What is being asked: Your task is to reproduce the material exactly.

Exercise inputs:
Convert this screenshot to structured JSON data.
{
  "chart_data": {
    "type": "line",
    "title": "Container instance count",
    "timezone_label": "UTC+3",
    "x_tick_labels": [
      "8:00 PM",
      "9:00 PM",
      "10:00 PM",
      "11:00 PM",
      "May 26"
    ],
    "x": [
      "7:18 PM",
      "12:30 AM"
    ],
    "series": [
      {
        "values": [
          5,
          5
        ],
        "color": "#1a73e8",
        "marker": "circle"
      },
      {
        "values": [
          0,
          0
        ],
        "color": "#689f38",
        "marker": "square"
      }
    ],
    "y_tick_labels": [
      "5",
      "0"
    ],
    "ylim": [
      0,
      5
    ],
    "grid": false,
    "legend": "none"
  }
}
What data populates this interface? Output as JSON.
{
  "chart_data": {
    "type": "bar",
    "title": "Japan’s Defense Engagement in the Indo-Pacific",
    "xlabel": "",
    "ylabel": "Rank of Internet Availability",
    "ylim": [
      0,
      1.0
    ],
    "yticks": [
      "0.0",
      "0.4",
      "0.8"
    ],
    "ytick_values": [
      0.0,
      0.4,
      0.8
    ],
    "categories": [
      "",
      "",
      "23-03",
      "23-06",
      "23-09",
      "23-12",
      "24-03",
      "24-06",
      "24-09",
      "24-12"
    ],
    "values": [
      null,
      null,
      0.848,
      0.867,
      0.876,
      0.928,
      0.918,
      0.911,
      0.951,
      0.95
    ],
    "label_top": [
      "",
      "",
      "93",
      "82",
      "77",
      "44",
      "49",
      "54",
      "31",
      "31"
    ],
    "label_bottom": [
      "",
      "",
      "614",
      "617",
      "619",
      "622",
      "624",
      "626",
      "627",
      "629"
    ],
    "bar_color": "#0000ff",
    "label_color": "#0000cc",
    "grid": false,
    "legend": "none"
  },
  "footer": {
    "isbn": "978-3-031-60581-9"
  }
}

Expected answer:
Convert this screenshot to structured JSON data.
{
  "chart_data": {
    "type": "line",
    "title": "Container instance count",
    "timezone_label": "UTC+3",
    "x_tick_labels": [
      "8:00 PM",
      "9:00 PM",
      "10:00 PM",
      "11:00 PM",
      "May 26"
    ],
    "x": [
      "7:18 PM",
      "12:30 AM"
    ],
    "series": [
      {
        "values": [
          5,
          5
        ],
        "color": "#1a73e8",
        "marker": "circle"
      },
      {
        "values": [
          0,
          0
        ],
        "color": "#689f38",
        "marker": "square"
      }
    ],
    "y_tick_labels": [
      "5",
      "0"
    ],
    "ylim": [
      0,
      5
    ],
    "grid": false,
    "legend": "none"
  }
}
What data populates this interface? Output as JSON.
{
  "chart_data": {
    "type": "bar",
    "title": "Japan’s Defense Engagement in the Indo-Pacific",
    "xlabel": "",
    "ylabel": "Rank of Internet Availability",
    "ylim": [
      0,
      1.0
    ],
    "yticks": [
      "0.0",
      "0.4",
      "0.8"
    ],
    "ytick_values": [
      0.0,
      0.4,
      0.8
    ],
    "categories": [
      "",
      "",
      "23-03",
      "23-06",
      "23-09",
      "23-12",
      "24-03",
      "24-06",
      "24-09",
      "24-12"
    ],
    "values": [
      null,
      null,
      0.848,
      0.867,
      0.876,
      0.928,
      0.918,
      0.911,
      0.951,
      0.95
    ],
    "label_top": [
      "",
      "",
      "93",
      "82",
      "77",
      "44",
      "49",
      "54",
      "31",
      "31"
    ],
    "label_bottom": [
      "",
      "",
      "614",
      "617",
      "619",
      "622",
      "624",
      "626",
      "627",
      "629"
    ],
    "bar_color": "#0000ff",
    "label_color": "#0000cc",
    "grid": false,
    "legend": "none"
  },
  "footer": {
    "isbn": "978-3-031-60581-9"
  }
}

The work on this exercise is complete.